— begin RECORD SET —

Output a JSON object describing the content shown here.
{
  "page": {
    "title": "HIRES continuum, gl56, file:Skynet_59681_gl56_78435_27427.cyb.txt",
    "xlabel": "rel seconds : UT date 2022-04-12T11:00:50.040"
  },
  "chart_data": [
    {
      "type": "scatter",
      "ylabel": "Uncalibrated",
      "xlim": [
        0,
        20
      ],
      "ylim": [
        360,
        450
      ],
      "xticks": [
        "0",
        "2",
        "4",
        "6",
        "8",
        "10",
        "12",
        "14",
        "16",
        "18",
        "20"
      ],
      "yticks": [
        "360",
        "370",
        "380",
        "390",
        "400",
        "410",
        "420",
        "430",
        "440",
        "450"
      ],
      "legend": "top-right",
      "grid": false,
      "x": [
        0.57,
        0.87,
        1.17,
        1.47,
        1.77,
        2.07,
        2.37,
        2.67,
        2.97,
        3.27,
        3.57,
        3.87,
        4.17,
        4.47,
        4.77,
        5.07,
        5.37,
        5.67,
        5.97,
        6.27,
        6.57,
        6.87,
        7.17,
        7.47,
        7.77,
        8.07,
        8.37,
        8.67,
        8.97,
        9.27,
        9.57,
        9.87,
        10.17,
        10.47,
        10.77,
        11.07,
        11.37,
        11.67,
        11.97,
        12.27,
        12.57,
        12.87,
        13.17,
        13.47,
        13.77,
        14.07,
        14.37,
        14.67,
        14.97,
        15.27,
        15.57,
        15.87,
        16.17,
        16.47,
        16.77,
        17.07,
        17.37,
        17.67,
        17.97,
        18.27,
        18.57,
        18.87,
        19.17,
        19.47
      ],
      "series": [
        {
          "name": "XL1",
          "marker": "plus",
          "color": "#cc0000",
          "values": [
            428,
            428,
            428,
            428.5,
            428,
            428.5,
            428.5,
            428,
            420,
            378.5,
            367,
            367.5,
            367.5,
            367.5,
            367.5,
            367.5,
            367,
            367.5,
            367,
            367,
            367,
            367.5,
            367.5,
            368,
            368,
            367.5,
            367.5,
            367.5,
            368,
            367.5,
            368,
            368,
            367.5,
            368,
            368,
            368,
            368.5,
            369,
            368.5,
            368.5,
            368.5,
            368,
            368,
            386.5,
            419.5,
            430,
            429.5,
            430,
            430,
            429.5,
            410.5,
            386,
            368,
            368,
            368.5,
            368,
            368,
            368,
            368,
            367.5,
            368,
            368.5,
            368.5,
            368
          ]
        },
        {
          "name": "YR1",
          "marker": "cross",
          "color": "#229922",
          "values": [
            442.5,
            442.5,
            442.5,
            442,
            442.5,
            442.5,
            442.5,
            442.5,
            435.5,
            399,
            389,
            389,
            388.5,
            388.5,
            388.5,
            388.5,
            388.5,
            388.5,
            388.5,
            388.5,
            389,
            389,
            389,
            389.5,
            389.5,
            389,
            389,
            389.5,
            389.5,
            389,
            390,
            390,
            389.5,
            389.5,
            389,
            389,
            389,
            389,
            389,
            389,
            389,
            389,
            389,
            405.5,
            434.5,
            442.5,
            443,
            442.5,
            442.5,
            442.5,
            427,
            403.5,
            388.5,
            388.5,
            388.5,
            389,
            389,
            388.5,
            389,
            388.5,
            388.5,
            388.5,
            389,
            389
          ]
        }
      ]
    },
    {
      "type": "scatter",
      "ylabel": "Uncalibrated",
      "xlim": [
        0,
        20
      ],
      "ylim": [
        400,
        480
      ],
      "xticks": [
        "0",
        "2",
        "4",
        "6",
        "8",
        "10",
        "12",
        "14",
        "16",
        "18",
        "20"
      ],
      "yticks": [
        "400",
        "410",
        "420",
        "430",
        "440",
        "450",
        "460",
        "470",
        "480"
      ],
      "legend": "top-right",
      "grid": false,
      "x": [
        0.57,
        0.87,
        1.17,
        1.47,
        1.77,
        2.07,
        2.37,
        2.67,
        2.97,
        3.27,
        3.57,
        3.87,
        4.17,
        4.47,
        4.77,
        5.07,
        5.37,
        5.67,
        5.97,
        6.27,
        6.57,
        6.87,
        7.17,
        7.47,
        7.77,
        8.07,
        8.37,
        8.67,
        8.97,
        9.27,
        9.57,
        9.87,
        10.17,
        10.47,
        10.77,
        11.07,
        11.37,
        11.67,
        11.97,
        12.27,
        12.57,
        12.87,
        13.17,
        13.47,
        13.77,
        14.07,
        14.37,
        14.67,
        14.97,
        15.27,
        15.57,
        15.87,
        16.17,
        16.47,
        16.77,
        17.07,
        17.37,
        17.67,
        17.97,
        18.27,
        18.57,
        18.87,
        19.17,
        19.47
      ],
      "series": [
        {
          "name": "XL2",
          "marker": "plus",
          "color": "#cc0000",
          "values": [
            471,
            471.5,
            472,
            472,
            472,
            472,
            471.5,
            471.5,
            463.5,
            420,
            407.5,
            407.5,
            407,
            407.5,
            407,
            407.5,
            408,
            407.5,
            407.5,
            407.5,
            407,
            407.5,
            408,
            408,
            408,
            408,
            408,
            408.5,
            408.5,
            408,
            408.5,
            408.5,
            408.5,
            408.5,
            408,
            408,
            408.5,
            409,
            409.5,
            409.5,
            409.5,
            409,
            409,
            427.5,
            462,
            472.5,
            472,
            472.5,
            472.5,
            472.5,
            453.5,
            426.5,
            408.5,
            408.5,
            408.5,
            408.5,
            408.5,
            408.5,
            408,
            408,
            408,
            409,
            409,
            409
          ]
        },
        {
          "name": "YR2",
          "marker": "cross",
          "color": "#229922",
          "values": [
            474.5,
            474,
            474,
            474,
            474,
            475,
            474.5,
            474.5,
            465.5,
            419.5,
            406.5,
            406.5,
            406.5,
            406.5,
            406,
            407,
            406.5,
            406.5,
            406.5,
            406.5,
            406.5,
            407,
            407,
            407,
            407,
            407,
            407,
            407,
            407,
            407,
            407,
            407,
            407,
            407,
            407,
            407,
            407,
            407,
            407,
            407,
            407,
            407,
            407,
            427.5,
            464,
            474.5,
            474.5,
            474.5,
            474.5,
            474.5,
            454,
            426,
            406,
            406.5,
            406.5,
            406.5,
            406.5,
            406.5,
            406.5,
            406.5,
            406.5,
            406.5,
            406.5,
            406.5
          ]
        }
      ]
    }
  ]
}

— end RECORD SET —

- [BRIEF]
Each line of the material above needs to be quoted exactly, please.

- [THE ANSWER]
Output a JSON object describing the content shown here.
{
  "page": {
    "title": "HIRES continuum, gl56, file:Skynet_59681_gl56_78435_27427.cyb.txt",
    "xlabel": "rel seconds : UT date 2022-04-12T11:00:50.040"
  },
  "chart_data": [
    {
      "type": "scatter",
      "ylabel": "Uncalibrated",
      "xlim": [
        0,
        20
      ],
      "ylim": [
        360,
        450
      ],
      "xticks": [
        "0",
        "2",
        "4",
        "6",
        "8",
        "10",
        "12",
        "14",
        "16",
        "18",
        "20"
      ],
      "yticks": [
        "360",
        "370",
        "380",
        "390",
        "400",
        "410",
        "420",
        "430",
        "440",
        "450"
      ],
      "legend": "top-right",
      "grid": false,
      "x": [
        0.57,
        0.87,
        1.17,
        1.47,
        1.77,
        2.07,
        2.37,
        2.67,
        2.97,
        3.27,
        3.57,
        3.87,
        4.17,
        4.47,
        4.77,
        5.07,
        5.37,
        5.67,
        5.97,
        6.27,
        6.57,
        6.87,
        7.17,
        7.47,
        7.77,
        8.07,
        8.37,
        8.67,
        8.97,
        9.27,
        9.57,
        9.87,
        10.17,
        10.47,
        10.77,
        11.07,
        11.37,
        11.67,
        11.97,
        12.27,
        12.57,
        12.87,
        13.17,
        13.47,
        13.77,
        14.07,
        14.37,
        14.67,
        14.97,
        15.27,
        15.57,
        15.87,
        16.17,
        16.47,
        16.77,
        17.07,
        17.37,
        17.67,
        17.97,
        18.27,
        18.57,
        18.87,
        19.17,
        19.47
      ],
      "series": [
        {
          "name": "XL1",
          "marker": "plus",
          "color": "#cc0000",
          "values": [
            428,
            428,
            428,
            428.5,
            428,
            428.5,
            428.5,
            428,
            420,
            378.5,
            367,
            367.5,
            367.5,
            367.5,
            367.5,
            367.5,
            367,
            367.5,
            367,
            367,
            367,
            367.5,
            367.5,
            368,
            368,
            367.5,
            367.5,
            367.5,
            368,
            367.5,
            368,
            368,
            367.5,
            368,
            368,
            368,
            368.5,
            369,
            368.5,
            368.5,
            368.5,
            368,
            368,
            386.5,
            419.5,
            430,
            429.5,
            430,
            430,
            429.5,
            410.5,
            386,
            368,
            368,
            368.5,
            368,
            368,
            368,
            368,
            367.5,
            368,
            368.5,
            368.5,
            368
          ]
        },
        {
          "name": "YR1",
          "marker": "cross",
          "color": "#229922",
          "values": [
            442.5,
            442.5,
            442.5,
            442,
            442.5,
            442.5,
            442.5,
            442.5,
            435.5,
            399,
            389,
            389,
            388.5,
            388.5,
            388.5,
            388.5,
            388.5,
            388.5,
            388.5,
            388.5,
            389,
            389,
            389,
            389.5,
            389.5,
            389,
            389,
            389.5,
            389.5,
            389,
            390,
            390,
            389.5,
            389.5,
            389,
            389,
            389,
            389,
            389,
            389,
            389,
            389,
            389,
            405.5,
            434.5,
            442.5,
            443,
            442.5,
            442.5,
            442.5,
            427,
            403.5,
            388.5,
            388.5,
            388.5,
            389,
            389,
            388.5,
            389,
            388.5,
            388.5,
            388.5,
            389,
            389
          ]
        }
      ]
    },
    {
      "type": "scatter",
      "ylabel": "Uncalibrated",
      "xlim": [
        0,
        20
      ],
      "ylim": [
        400,
        480
      ],
      "xticks": [
        "0",
        "2",
        "4",
        "6",
        "8",
        "10",
        "12",
        "14",
        "16",
        "18",
        "20"
      ],
      "yticks": [
        "400",
        "410",
        "420",
        "430",
        "440",
        "450",
        "460",
        "470",
        "480"
      ],
      "legend": "top-right",
      "grid": false,
      "x": [
        0.57,
        0.87,
        1.17,
        1.47,
        1.77,
        2.07,
        2.37,
        2.67,
        2.97,
        3.27,
        3.57,
        3.87,
        4.17,
        4.47,
        4.77,
        5.07,
        5.37,
        5.67,
        5.97,
        6.27,
        6.57,
        6.87,
        7.17,
        7.47,
        7.77,
        8.07,
        8.37,
        8.67,
        8.97,
        9.27,
        9.57,
        9.87,
        10.17,
        10.47,
        10.77,
        11.07,
        11.37,
        11.67,
        11.97,
        12.27,
        12.57,
        12.87,
        13.17,
        13.47,
        13.77,
        14.07,
        14.37,
        14.67,
        14.97,
        15.27,
        15.57,
        15.87,
        16.17,
        16.47,
        16.77,
        17.07,
        17.37,
        17.67,
        17.97,
        18.27,
        18.57,
        18.87,
        19.17,
        19.47
      ],
      "series": [
        {
          "name": "XL2",
          "marker": "plus",
          "color": "#cc0000",
          "values": [
            471,
            471.5,
            472,
            472,
            472,
            472,
            471.5,
            471.5,
            463.5,
            420,
            407.5,
            407.5,
            407,
            407.5,
            407,
            407.5,
            408,
            407.5,
            407.5,
            407.5,
            407,
            407.5,
            408,
            408,
            408,
            408,
            408,
            408.5,
            408.5,
            408,
            408.5,
            408.5,
            408.5,
            408.5,
            408,
            408,
            408.5,
            409,
            409.5,
            409.5,
            409.5,
            409,
            409,
            427.5,
            462,
            472.5,
            472,
            472.5,
            472.5,
            472.5,
            453.5,
            426.5,
            408.5,
            408.5,
            408.5,
            408.5,
            408.5,
            408.5,
            408,
            408,
            408,
            409,
            409,
            409
          ]
        },
        {
          "name": "YR2",
          "marker": "cross",
          "color": "#229922",
          "values": [
            474.5,
            474,
            474,
            474,
            474,
            475,
            474.5,
            474.5,
            465.5,
            419.5,
            406.5,
            406.5,
            406.5,
            406.5,
            406,
            407,
            406.5,
            406.5,
            406.5,
            406.5,
            406.5,
            407,
            407,
            407,
            407,
            407,
            407,
            407,
            407,
            407,
            407,
            407,
            407,
            407,
            407,
            407,
            407,
            407,
            407,
            407,
            407,
            407,
            407,
            427.5,
            464,
            474.5,
            474.5,
            474.5,
            474.5,
            474.5,
            454,
            426,
            406,
            406.5,
            406.5,
            406.5,
            406.5,
            406.5,
            406.5,
            406.5,
            406.5,
            406.5,
            406.5,
            406.5
          ]
        }
      ]
    }
  ]
}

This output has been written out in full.